Find out how many lines of the material contain the string "title" and give only that figure.
BEGIN Material for this exercise
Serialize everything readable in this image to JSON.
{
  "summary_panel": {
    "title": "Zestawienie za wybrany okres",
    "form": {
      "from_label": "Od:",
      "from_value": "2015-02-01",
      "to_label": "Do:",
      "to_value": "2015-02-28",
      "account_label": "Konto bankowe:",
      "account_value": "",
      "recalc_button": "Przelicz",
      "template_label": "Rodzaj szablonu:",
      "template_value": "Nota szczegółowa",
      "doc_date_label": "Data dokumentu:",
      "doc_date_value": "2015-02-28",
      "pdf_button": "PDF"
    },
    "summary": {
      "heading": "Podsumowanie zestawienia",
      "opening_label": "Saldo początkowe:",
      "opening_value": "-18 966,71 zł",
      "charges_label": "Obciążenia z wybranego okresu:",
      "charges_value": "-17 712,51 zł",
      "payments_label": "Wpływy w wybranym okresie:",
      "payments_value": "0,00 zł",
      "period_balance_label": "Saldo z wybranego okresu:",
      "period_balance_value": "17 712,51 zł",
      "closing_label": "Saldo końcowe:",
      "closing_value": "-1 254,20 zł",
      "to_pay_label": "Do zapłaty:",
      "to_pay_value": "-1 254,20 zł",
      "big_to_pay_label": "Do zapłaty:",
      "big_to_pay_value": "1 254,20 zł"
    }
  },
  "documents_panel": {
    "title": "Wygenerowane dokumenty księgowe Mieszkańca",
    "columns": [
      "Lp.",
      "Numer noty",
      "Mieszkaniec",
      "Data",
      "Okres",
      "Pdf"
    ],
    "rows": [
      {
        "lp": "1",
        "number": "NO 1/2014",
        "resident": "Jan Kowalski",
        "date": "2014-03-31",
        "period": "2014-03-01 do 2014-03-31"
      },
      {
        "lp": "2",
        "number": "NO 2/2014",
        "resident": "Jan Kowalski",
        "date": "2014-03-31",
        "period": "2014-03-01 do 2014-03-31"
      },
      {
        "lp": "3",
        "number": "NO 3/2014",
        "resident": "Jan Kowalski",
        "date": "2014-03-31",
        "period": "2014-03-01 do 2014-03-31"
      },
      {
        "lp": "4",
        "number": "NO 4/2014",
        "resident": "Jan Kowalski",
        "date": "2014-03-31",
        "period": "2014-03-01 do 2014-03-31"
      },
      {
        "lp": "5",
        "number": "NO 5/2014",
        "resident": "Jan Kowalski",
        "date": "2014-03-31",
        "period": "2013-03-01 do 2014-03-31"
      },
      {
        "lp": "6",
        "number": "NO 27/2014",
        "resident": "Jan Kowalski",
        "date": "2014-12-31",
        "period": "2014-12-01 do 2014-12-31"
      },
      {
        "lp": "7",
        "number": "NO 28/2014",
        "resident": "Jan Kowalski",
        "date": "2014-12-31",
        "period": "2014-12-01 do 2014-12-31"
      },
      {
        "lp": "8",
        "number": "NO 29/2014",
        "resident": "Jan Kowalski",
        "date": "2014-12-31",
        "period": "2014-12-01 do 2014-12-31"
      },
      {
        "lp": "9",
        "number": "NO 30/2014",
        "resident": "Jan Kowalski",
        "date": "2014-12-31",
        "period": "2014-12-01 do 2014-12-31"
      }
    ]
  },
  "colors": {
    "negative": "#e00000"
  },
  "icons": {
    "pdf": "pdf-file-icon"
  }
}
END Material for this exercise
● **Worked answer**:
2